▶ **Brief**
Reproduce every line of the records below without changing anything.

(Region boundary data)
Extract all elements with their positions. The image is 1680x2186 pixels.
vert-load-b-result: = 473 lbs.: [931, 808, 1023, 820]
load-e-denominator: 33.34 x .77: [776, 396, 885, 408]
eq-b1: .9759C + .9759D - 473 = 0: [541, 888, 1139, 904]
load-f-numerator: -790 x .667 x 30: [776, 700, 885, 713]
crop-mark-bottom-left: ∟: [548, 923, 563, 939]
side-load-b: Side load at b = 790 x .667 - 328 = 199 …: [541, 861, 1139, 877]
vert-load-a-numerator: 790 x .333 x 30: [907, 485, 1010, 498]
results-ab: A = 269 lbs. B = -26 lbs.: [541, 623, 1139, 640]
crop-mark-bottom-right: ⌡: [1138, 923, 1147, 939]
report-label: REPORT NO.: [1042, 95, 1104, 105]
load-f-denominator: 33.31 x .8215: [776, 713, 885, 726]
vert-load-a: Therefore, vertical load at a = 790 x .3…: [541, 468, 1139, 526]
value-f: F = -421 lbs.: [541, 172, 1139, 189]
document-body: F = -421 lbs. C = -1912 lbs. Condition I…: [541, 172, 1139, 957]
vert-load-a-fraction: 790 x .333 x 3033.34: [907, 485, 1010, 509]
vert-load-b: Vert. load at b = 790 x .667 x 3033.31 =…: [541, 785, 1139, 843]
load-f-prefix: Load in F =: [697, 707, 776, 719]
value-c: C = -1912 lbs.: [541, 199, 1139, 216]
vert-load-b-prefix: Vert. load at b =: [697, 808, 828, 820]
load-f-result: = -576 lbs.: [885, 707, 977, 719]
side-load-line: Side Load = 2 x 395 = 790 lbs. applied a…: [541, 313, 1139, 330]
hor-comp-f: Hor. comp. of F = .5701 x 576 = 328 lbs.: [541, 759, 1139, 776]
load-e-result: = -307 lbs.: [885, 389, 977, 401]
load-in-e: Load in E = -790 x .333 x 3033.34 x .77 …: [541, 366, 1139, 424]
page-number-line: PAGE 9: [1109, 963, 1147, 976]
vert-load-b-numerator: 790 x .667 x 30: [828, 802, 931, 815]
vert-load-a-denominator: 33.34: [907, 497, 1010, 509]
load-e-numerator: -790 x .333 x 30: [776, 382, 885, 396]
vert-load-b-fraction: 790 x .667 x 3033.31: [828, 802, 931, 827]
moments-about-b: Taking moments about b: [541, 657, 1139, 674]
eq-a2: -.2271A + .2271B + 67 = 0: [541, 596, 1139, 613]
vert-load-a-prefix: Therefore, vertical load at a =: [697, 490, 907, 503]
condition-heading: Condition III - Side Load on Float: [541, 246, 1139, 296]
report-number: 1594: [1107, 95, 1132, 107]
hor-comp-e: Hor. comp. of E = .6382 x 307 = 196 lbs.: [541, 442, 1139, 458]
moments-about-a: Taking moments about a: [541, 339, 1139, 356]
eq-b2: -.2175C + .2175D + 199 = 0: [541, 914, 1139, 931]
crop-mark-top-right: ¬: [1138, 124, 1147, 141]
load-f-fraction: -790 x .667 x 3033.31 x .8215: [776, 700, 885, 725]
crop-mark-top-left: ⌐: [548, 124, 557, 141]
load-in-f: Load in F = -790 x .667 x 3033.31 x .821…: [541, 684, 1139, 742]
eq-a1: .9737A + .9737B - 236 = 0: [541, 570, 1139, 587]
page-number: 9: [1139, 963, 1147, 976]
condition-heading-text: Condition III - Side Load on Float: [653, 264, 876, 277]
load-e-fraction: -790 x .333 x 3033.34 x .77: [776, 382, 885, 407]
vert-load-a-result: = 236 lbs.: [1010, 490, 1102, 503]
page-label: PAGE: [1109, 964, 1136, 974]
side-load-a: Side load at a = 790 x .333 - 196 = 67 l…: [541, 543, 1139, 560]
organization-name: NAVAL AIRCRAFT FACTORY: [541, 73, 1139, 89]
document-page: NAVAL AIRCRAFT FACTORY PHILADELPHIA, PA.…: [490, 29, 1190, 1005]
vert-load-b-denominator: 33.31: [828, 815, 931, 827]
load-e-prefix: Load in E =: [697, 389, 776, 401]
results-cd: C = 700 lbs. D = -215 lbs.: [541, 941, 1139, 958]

▶ **Output below**
Extract all elements with their positions. The image is 1680x2186 pixels.
vert-load-b-result: = 473 lbs.: [931, 808, 1023, 820]
load-e-denominator: 33.34 x .77: [776, 396, 885, 408]
eq-b1: .9759C + .9759D - 473 = 0: [541, 888, 1139, 904]
load-f-numerator: -790 x .667 x 30: [776, 700, 885, 713]
crop-mark-bottom-left: ∟: [548, 923, 563, 939]
side-load-b: Side load at b = 790 x .667 - 328 = 199 …: [541, 861, 1139, 877]
vert-load-a-numerator: 790 x .333 x 30: [907, 485, 1010, 498]
results-ab: A = 269 lbs. B = -26 lbs.: [541, 623, 1139, 640]
crop-mark-bottom-right: ⌡: [1138, 923, 1147, 939]
report-label: REPORT NO.: [1042, 95, 1104, 105]
load-f-denominator: 33.31 x .8215: [776, 713, 885, 726]
vert-load-a: Therefore, vertical load at a = 790 x .3…: [541, 468, 1139, 526]
value-f: F = -421 lbs.: [541, 172, 1139, 189]
document-body: F = -421 lbs. C = -1912 lbs. Condition I…: [541, 172, 1139, 957]
vert-load-a-fraction: 790 x .333 x 3033.34: [907, 485, 1010, 509]
vert-load-b: Vert. load at b = 790 x .667 x 3033.31 =…: [541, 785, 1139, 843]
load-f-prefix: Load in F =: [697, 707, 776, 719]
value-c: C = -1912 lbs.: [541, 199, 1139, 216]
vert-load-b-prefix: Vert. load at b =: [697, 808, 828, 820]
load-f-result: = -576 lbs.: [885, 707, 977, 719]
side-load-line: Side Load = 2 x 395 = 790 lbs. applied a…: [541, 313, 1139, 330]
hor-comp-f: Hor. comp. of F = .5701 x 576 = 328 lbs.: [541, 759, 1139, 776]
load-e-result: = -307 lbs.: [885, 389, 977, 401]
load-in-e: Load in E = -790 x .333 x 3033.34 x .77 …: [541, 366, 1139, 424]
page-number-line: PAGE 9: [1109, 963, 1147, 976]
vert-load-b-numerator: 790 x .667 x 30: [828, 802, 931, 815]
vert-load-a-denominator: 33.34: [907, 497, 1010, 509]
load-e-numerator: -790 x .333 x 30: [776, 382, 885, 396]
vert-load-b-fraction: 790 x .667 x 3033.31: [828, 802, 931, 827]
moments-about-b: Taking moments about b: [541, 657, 1139, 674]
eq-a2: -.2271A + .2271B + 67 = 0: [541, 596, 1139, 613]
vert-load-a-prefix: Therefore, vertical load at a =: [697, 490, 907, 503]
condition-heading: Condition III - Side Load on Float: [541, 246, 1139, 296]
report-number: 1594: [1107, 95, 1132, 107]
hor-comp-e: Hor. comp. of E = .6382 x 307 = 196 lbs.: [541, 442, 1139, 458]
moments-about-a: Taking moments about a: [541, 339, 1139, 356]
eq-b2: -.2175C + .2175D + 199 = 0: [541, 914, 1139, 931]
crop-mark-top-right: ¬: [1138, 124, 1147, 141]
load-f-fraction: -790 x .667 x 3033.31 x .8215: [776, 700, 885, 725]
crop-mark-top-left: ⌐: [548, 124, 557, 141]
load-in-f: Load in F = -790 x .667 x 3033.31 x .821…: [541, 684, 1139, 742]
eq-a1: .9737A + .9737B - 236 = 0: [541, 570, 1139, 587]
page-number: 9: [1139, 963, 1147, 976]
condition-heading-text: Condition III - Side Load on Float: [653, 264, 876, 277]
load-e-fraction: -790 x .333 x 3033.34 x .77: [776, 382, 885, 407]
vert-load-a-result: = 236 lbs.: [1010, 490, 1102, 503]
page-label: PAGE: [1109, 964, 1136, 974]
side-load-a: Side load at a = 790 x .333 - 196 = 67 l…: [541, 543, 1139, 560]
organization-name: NAVAL AIRCRAFT FACTORY: [541, 73, 1139, 89]
document-page: NAVAL AIRCRAFT FACTORY PHILADELPHIA, PA.…: [490, 29, 1190, 1005]
vert-load-b-denominator: 33.31: [828, 815, 931, 827]
load-e-prefix: Load in E =: [697, 389, 776, 401]
results-cd: C = 700 lbs. D = -215 lbs.: [541, 941, 1139, 958]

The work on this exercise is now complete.